* What is required *
Retype every line of the records below precisely as it appears, leaving out the pictures.

* Data for processing *
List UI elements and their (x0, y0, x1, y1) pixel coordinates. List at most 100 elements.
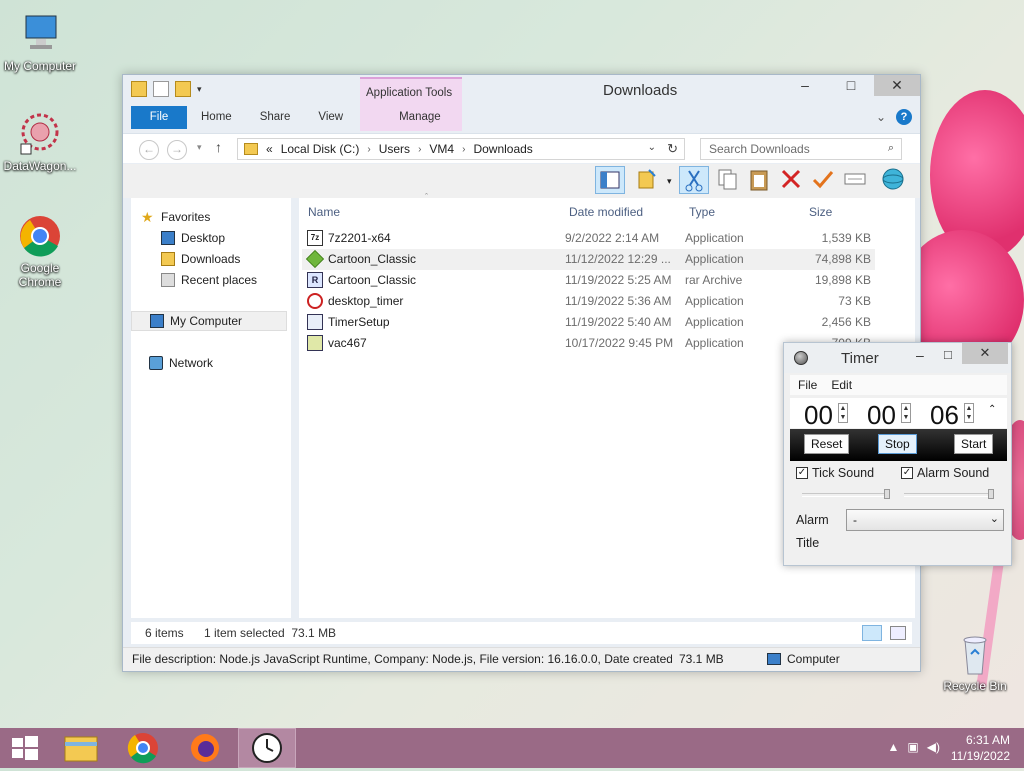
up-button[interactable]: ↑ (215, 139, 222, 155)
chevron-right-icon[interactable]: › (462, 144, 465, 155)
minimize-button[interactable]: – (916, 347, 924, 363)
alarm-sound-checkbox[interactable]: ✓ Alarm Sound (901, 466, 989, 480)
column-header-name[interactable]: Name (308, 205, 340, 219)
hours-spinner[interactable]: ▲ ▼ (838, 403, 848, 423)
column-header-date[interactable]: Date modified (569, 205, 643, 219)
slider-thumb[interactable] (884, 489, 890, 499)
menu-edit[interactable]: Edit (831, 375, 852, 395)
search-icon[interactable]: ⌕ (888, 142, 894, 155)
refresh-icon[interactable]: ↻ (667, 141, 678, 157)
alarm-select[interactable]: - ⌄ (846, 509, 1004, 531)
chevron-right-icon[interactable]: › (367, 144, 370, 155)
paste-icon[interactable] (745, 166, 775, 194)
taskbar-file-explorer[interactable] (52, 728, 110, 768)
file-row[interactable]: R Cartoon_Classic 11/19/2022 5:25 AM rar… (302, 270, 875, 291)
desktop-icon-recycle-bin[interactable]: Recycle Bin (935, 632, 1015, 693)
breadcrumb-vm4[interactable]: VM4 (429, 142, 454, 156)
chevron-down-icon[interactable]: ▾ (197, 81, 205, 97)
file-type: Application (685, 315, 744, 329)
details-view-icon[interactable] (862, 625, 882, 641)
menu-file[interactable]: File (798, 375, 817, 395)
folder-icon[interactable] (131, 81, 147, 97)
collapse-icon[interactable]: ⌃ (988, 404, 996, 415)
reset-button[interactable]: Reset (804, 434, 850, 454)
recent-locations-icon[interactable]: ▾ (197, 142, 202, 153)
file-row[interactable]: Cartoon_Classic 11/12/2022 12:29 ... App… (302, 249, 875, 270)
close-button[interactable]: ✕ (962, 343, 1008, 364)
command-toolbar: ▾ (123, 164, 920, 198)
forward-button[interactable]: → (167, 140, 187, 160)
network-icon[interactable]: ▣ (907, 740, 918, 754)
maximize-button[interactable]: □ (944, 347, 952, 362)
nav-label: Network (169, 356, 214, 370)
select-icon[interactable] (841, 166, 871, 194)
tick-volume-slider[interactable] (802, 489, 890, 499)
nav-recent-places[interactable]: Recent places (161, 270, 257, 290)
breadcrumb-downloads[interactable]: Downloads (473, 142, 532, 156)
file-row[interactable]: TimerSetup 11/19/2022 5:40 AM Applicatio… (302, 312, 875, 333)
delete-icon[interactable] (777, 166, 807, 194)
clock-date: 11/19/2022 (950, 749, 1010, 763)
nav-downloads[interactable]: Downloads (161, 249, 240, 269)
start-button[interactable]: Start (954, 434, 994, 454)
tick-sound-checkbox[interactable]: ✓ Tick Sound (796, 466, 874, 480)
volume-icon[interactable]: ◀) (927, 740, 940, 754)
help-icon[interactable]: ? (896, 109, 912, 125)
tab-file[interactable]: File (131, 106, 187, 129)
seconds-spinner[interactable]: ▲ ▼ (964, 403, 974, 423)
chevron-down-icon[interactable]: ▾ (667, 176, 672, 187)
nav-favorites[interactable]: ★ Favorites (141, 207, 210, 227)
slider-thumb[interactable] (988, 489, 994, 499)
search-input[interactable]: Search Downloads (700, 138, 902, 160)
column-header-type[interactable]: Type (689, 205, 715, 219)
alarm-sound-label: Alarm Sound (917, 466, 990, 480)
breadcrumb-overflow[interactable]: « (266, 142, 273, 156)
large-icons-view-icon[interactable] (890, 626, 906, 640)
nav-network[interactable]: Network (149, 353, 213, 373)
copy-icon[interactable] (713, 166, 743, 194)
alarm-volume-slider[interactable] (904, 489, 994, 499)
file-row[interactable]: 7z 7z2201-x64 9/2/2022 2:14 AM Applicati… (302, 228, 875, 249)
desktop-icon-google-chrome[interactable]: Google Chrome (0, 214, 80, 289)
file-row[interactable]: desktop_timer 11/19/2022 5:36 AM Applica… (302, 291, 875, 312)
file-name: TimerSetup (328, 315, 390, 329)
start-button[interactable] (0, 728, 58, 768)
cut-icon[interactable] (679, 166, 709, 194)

* Response for this exercise *
List UI elements and their (x0, y0, x1, y1) pixel coordinates. List at most 100 elements.
up-button[interactable]: ↑ (215, 139, 222, 155)
chevron-right-icon[interactable]: › (462, 144, 465, 155)
minimize-button[interactable]: – (916, 347, 924, 363)
alarm-sound-checkbox[interactable]: ✓ Alarm Sound (901, 466, 989, 480)
column-header-name[interactable]: Name (308, 205, 340, 219)
hours-spinner[interactable]: ▲ ▼ (838, 403, 848, 423)
column-header-date[interactable]: Date modified (569, 205, 643, 219)
slider-thumb[interactable] (884, 489, 890, 499)
menu-edit[interactable]: Edit (831, 375, 852, 395)
search-icon[interactable]: ⌕ (888, 142, 894, 155)
refresh-icon[interactable]: ↻ (667, 141, 678, 157)
alarm-select[interactable]: - ⌄ (846, 509, 1004, 531)
chevron-right-icon[interactable]: › (367, 144, 370, 155)
paste-icon[interactable] (745, 166, 775, 194)
taskbar-file-explorer[interactable] (52, 728, 110, 768)
file-row[interactable]: R Cartoon_Classic 11/19/2022 5:25 AM rar… (302, 270, 875, 291)
desktop-icon-recycle-bin[interactable]: Recycle Bin (935, 632, 1015, 693)
breadcrumb-vm4[interactable]: VM4 (429, 142, 454, 156)
chevron-down-icon[interactable]: ▾ (197, 81, 205, 97)
file-type: Application (685, 315, 744, 329)
details-view-icon[interactable] (862, 625, 882, 641)
menu-file[interactable]: File (798, 375, 817, 395)
folder-icon[interactable] (131, 81, 147, 97)
collapse-icon[interactable]: ⌃ (988, 404, 996, 415)
reset-button[interactable]: Reset (804, 434, 850, 454)
recent-locations-icon[interactable]: ▾ (197, 142, 202, 153)
file-row[interactable]: Cartoon_Classic 11/12/2022 12:29 ... App… (302, 249, 875, 270)
close-button[interactable]: ✕ (962, 343, 1008, 364)
command-toolbar: ▾ (123, 164, 920, 198)
forward-button[interactable]: → (167, 140, 187, 160)
network-icon[interactable]: ▣ (907, 740, 918, 754)
maximize-button[interactable]: □ (944, 347, 952, 362)
nav-label: Network (169, 356, 214, 370)
select-icon[interactable] (841, 166, 871, 194)
tick-volume-slider[interactable] (802, 489, 890, 499)
nav-recent-places[interactable]: Recent places (161, 270, 257, 290)
breadcrumb-downloads[interactable]: Downloads (473, 142, 532, 156)
file-row[interactable]: TimerSetup 11/19/2022 5:40 AM Applicatio… (302, 312, 875, 333)
delete-icon[interactable] (777, 166, 807, 194)
clock-date: 11/19/2022 (950, 749, 1010, 763)
nav-downloads[interactable]: Downloads (161, 249, 240, 269)
start-button[interactable]: Start (954, 434, 994, 454)
tick-sound-checkbox[interactable]: ✓ Tick Sound (796, 466, 874, 480)
volume-icon[interactable]: ◀) (927, 740, 940, 754)
help-icon[interactable]: ? (896, 109, 912, 125)
tab-file[interactable]: File (131, 106, 187, 129)
seconds-spinner[interactable]: ▲ ▼ (964, 403, 974, 423)
chevron-down-icon[interactable]: ▾ (667, 176, 672, 187)
nav-favorites[interactable]: ★ Favorites (141, 207, 210, 227)
slider-thumb[interactable] (988, 489, 994, 499)
search-input[interactable]: Search Downloads (700, 138, 902, 160)
column-header-type[interactable]: Type (689, 205, 715, 219)
alarm-sound-label: Alarm Sound (917, 466, 990, 480)
breadcrumb-overflow[interactable]: « (266, 142, 273, 156)
large-icons-view-icon[interactable] (890, 626, 906, 640)
nav-network[interactable]: Network (149, 353, 213, 373)
copy-icon[interactable] (713, 166, 743, 194)
alarm-volume-slider[interactable] (904, 489, 994, 499)
file-row[interactable]: 7z 7z2201-x64 9/2/2022 2:14 AM Applicati… (302, 228, 875, 249)
desktop-icon-google-chrome[interactable]: Google Chrome (0, 214, 80, 289)
file-row[interactable]: desktop_timer 11/19/2022 5:36 AM Applica… (302, 291, 875, 312)
file-name: TimerSetup (328, 315, 390, 329)
start-button[interactable] (0, 728, 58, 768)
cut-icon[interactable] (679, 166, 709, 194)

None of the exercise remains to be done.